(What to work on):
Your task is to repeat, word for word, the line containing "Read all visible content and emit it as JSON." and all lines that follow it to the end of the material, and no other lines.

(Rows):
━━━━━━━━━━━━━━━━

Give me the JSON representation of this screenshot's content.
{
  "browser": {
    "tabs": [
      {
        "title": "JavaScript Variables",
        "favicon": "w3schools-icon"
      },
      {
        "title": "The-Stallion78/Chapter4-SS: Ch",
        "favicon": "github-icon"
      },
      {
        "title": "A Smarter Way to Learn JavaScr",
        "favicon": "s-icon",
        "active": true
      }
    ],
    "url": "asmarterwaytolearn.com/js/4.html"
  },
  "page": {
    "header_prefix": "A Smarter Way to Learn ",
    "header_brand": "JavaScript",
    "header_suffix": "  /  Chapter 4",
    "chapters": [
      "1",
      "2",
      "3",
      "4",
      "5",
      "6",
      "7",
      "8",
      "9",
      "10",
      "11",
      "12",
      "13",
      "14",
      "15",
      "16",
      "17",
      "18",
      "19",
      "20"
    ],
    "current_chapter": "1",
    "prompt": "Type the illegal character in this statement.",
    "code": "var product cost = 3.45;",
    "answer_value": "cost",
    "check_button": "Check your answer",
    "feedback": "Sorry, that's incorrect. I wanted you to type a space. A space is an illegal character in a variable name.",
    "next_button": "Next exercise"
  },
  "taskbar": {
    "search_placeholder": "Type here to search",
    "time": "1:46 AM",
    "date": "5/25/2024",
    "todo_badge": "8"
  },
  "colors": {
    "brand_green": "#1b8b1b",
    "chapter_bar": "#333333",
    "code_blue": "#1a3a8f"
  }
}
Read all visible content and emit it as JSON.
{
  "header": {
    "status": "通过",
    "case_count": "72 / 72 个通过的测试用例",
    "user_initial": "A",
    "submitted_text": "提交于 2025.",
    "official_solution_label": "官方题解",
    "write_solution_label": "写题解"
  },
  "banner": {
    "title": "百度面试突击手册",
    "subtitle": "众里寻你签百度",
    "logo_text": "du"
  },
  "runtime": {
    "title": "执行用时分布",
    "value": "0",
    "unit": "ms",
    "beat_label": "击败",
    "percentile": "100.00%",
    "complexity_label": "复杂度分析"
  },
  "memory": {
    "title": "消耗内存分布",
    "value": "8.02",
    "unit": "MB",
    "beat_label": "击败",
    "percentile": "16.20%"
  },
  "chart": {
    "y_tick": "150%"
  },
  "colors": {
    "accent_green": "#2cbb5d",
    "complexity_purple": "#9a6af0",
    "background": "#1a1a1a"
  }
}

━━━━━━━━━━━━━━━━

(Solved exercise):
Read all visible content and emit it as JSON.
{
  "header": {
    "status": "通过",
    "case_count": "72 / 72 个通过的测试用例",
    "user_initial": "A",
    "submitted_text": "提交于 2025.",
    "official_solution_label": "官方题解",
    "write_solution_label": "写题解"
  },
  "banner": {
    "title": "百度面试突击手册",
    "subtitle": "众里寻你签百度",
    "logo_text": "du"
  },
  "runtime": {
    "title": "执行用时分布",
    "value": "0",
    "unit": "ms",
    "beat_label": "击败",
    "percentile": "100.00%",
    "complexity_label": "复杂度分析"
  },
  "memory": {
    "title": "消耗内存分布",
    "value": "8.02",
    "unit": "MB",
    "beat_label": "击败",
    "percentile": "16.20%"
  },
  "chart": {
    "y_tick": "150%"
  },
  "colors": {
    "accent_green": "#2cbb5d",
    "complexity_purple": "#9a6af0",
    "background": "#1a1a1a"
  }
}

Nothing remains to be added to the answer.